SELECTED EXCERPT
------------------------------------------------------------------------
1906 treaty between Brazil and the Netherlands

The Treaty of Limits was a 1906 treaty between Brazil and the Netherlands which established the international boundary between Brazil and the Dutch colony of Suriname. The treaty defined the border as being

formed from the French border French Guiana to the British border British Guiana, the line of the watershed between the Amazon basin to the south, and the basins of the rivers flowing into north to the Atlantic Ocean.

The treaty also established the possibility of designating a joint Brazilian–Dutch commission that would physically demarcate the border with markers if that was deemed necessary. The boundary defined by the treaty is still the recognized border between Brazil and now-independent Suriname. There are no border checkpoints along the border, and much of the border region consists of impenetrable rainforest, but the boundary commission has set down 60 border markers along the Brazil–Suriname border.

The border described in the treaty was the result of a negotiation process between the Netherlands and Brazil and followed the establishment of the borders between Brazil and France (French Guiana, to the east) and Brazil and the United Kingdom (British Guiana, to the west. ) that were based on the same watershed. The latter borders were established after two arbitrations that were headed by Walter Hauser, President of the Swiss Confederation, and King of Italy Victor Emmanuel III, respectively.

The treaty was signed in Rio de Janeiro on 5 May 1906. Brazil and the Netherlands both ratified the treaty in 1908.
------------------------------------------------------------------------
DATA EXTRACT
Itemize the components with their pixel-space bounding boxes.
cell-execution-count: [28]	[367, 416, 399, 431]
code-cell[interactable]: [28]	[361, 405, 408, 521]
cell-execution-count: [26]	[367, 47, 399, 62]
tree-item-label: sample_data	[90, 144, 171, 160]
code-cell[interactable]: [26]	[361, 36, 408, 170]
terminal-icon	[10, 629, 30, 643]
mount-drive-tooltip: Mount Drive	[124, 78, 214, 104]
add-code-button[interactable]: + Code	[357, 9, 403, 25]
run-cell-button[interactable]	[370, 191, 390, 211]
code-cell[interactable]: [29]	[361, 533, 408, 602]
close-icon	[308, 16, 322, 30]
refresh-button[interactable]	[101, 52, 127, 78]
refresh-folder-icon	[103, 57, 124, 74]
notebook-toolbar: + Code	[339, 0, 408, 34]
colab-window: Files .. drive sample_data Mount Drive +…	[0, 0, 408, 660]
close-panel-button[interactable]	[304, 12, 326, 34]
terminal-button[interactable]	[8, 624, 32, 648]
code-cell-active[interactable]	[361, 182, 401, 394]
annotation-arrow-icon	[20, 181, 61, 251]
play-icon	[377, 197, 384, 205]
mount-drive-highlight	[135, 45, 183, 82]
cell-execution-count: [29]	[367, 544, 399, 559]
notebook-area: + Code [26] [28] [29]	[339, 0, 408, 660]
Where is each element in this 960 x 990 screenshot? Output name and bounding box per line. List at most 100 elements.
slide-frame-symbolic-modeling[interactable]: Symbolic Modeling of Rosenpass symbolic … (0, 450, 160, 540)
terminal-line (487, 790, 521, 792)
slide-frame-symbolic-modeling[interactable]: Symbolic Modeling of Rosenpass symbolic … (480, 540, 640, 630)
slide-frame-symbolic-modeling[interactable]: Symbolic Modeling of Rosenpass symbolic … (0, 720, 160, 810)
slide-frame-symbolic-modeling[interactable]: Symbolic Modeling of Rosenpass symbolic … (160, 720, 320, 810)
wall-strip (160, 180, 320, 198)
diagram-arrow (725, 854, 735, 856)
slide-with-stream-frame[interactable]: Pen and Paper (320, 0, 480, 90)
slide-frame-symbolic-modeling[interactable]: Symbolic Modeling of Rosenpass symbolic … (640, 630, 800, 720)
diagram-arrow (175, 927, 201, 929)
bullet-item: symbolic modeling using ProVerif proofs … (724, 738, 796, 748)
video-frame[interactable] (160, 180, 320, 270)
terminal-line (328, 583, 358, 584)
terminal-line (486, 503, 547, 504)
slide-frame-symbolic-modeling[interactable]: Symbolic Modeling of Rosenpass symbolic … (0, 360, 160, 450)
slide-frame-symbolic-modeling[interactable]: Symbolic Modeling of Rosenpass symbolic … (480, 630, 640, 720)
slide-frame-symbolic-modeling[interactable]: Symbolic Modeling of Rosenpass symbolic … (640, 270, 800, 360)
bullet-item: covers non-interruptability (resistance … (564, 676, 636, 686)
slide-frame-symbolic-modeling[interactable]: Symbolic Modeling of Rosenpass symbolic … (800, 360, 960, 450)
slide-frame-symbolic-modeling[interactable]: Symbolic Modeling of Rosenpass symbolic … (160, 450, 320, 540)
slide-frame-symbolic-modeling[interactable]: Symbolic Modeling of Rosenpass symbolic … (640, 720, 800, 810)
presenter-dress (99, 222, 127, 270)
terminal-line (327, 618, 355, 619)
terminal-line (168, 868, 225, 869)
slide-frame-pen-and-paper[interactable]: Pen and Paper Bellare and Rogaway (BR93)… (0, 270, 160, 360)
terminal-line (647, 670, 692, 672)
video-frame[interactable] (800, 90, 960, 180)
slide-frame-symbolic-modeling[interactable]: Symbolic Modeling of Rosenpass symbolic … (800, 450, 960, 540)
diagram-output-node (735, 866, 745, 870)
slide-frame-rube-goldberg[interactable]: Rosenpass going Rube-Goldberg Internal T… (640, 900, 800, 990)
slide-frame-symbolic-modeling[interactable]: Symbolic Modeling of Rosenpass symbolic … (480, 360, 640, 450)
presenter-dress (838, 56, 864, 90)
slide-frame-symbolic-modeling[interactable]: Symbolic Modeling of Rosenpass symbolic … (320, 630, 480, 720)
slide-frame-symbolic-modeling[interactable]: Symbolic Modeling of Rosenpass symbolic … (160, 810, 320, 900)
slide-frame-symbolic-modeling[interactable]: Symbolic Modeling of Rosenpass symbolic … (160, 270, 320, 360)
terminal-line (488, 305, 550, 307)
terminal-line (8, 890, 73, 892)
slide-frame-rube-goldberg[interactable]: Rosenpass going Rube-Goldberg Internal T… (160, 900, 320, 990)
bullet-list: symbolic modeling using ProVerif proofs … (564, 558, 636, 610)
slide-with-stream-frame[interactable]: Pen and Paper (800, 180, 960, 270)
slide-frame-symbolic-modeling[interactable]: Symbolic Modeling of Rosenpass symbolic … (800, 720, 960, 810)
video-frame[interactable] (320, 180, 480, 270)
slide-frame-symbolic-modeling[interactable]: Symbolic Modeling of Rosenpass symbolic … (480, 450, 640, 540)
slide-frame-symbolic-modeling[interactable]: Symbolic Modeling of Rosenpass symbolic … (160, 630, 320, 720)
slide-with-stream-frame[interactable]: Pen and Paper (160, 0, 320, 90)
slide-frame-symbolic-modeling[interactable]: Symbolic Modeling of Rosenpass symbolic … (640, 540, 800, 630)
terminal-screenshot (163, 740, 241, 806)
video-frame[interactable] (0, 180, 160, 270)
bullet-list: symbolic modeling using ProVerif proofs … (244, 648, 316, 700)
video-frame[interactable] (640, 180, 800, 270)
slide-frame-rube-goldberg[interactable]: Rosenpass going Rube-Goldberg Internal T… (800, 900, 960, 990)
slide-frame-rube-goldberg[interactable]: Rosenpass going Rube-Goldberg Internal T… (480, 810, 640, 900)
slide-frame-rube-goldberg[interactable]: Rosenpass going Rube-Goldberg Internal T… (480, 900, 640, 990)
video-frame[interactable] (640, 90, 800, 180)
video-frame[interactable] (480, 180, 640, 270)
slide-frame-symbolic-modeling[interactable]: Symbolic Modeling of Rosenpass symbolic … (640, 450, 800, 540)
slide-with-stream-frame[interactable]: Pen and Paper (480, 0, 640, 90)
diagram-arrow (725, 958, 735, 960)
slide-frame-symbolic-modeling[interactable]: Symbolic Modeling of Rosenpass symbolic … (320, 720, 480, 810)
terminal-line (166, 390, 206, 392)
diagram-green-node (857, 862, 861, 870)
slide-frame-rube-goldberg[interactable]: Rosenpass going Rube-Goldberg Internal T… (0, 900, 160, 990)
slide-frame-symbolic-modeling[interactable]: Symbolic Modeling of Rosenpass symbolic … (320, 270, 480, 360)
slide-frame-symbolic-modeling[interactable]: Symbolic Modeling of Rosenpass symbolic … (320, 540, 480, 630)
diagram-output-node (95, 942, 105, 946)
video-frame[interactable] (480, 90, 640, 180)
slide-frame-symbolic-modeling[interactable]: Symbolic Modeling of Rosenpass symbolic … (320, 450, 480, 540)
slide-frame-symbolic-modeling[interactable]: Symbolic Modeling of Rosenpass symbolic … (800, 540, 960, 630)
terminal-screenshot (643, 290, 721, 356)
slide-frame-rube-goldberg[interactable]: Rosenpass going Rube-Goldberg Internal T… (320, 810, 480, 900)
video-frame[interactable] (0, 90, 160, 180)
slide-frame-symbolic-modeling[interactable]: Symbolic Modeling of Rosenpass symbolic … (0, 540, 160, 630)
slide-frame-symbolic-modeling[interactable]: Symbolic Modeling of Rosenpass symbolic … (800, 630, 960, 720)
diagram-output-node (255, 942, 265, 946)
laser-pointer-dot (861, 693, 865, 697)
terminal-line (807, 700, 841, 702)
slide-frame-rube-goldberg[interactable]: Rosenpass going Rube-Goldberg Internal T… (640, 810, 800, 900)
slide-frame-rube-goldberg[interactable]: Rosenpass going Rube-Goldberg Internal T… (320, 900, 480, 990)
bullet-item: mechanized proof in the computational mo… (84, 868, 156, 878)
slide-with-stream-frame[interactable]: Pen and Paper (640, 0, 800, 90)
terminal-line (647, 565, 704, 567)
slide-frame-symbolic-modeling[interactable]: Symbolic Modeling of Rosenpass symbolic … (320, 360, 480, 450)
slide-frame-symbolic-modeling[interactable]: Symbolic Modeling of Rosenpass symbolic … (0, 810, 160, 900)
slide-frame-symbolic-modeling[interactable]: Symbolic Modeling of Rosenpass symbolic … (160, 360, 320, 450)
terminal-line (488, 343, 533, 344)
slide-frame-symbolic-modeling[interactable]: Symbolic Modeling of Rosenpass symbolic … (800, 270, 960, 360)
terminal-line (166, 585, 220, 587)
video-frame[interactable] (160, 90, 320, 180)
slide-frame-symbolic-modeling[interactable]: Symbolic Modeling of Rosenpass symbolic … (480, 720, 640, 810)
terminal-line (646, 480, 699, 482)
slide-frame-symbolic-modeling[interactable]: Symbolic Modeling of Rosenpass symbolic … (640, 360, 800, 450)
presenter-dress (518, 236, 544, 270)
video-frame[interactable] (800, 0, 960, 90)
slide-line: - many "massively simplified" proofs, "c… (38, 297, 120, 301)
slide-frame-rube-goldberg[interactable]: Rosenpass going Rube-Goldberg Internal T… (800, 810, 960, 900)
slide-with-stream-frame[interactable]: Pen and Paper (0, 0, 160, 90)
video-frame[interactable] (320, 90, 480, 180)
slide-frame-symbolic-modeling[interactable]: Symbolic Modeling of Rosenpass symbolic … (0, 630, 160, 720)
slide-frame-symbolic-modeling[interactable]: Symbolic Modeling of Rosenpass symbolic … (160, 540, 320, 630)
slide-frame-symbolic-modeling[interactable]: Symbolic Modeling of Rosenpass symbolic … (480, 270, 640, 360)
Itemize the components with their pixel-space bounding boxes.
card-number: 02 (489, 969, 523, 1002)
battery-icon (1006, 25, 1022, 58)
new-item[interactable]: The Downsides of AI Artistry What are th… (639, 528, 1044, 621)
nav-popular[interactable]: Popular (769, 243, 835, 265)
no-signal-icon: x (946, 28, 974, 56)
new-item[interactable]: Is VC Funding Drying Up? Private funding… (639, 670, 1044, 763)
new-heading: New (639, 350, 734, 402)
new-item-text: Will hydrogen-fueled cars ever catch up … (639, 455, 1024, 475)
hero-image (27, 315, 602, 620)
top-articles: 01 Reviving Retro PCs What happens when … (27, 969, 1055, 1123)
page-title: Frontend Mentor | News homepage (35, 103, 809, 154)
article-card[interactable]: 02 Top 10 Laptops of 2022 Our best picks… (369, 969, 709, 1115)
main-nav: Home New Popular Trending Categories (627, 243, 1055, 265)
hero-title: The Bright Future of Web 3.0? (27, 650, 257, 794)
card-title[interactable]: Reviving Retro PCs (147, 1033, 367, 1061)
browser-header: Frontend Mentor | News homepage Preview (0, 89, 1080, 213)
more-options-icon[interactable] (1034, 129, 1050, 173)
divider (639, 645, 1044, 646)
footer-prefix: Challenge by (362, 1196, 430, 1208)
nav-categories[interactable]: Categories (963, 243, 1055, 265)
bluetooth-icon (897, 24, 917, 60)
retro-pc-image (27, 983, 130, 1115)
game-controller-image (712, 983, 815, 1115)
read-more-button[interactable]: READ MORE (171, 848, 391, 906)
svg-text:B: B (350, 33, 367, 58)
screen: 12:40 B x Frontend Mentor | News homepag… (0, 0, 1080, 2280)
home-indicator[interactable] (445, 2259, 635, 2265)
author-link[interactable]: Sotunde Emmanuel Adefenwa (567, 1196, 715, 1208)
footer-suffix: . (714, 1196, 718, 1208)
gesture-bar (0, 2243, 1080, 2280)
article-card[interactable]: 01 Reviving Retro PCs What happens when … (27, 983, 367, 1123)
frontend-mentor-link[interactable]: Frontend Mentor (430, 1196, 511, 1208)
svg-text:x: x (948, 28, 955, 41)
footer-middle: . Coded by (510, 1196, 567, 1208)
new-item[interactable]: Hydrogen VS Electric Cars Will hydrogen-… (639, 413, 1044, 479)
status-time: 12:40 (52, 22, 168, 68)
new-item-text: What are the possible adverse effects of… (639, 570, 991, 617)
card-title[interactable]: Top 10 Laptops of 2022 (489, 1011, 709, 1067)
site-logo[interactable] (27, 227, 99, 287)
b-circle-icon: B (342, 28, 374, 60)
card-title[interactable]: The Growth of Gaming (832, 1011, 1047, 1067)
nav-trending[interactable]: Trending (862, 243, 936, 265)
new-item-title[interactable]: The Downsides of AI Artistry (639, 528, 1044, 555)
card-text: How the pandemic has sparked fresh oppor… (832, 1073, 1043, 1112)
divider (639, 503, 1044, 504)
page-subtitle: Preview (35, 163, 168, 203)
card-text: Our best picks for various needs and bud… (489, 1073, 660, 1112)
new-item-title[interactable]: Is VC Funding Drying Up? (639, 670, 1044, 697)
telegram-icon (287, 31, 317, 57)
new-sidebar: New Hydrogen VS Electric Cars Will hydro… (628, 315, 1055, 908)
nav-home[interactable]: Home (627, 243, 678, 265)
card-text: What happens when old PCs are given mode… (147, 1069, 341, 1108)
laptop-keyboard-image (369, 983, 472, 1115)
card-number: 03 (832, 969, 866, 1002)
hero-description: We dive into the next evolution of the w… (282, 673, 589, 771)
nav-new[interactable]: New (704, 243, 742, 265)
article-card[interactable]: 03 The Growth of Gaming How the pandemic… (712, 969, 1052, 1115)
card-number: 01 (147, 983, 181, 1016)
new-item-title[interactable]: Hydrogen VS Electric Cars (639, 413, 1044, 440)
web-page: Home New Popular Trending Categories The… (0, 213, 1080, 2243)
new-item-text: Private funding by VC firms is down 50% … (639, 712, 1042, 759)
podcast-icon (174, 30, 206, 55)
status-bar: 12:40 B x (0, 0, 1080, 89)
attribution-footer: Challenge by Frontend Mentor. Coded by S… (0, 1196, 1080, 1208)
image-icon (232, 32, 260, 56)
------------------------------------------------------------------------
EXERCISE OBJECTIVE
Retype the entire passage on the 1906 boundary treaty between Brazil and the Netherlands, word for word. The material has no connection to the text about the 1906 treaty.

TASK SOLUTION
1906 treaty between Brazil and the Netherlands

The Treaty of Limits was a 1906 treaty between Brazil and the Netherlands which established the international boundary between Brazil and the Dutch colony of Suriname. The treaty defined the border as being

formed from the French border French Guiana to the British border British Guiana, the line of the watershed between the Amazon basin to the south, and the basins of the rivers flowing into north to the Atlantic Ocean.

The treaty also established the possibility of designating a joint Brazilian–Dutch commission that would physically demarcate the border with markers if that was deemed necessary. The boundary defined by the treaty is still the recognized border between Brazil and now-independent Suriname. There are no border checkpoints along the border, and much of the border region consists of impenetrable rainforest, but the boundary commission has set down 60 border markers along the Brazil–Suriname border.

The border described in the treaty was the result of a negotiation process between the Netherlands and Brazil and followed the establishment of the borders between Brazil and France (French Guiana, to the east) and Brazil and the United Kingdom (British Guiana, to the west. ) that were based on the same watershed. The latter borders were established after two arbitrations that were headed by Walter Hauser, President of the Swiss Confederation, and King of Italy Victor Emmanuel III, respectively.

The treaty was signed in Rio de Janeiro on 5 May 1906. Brazil and the Netherlands both ratified the treaty in 1908.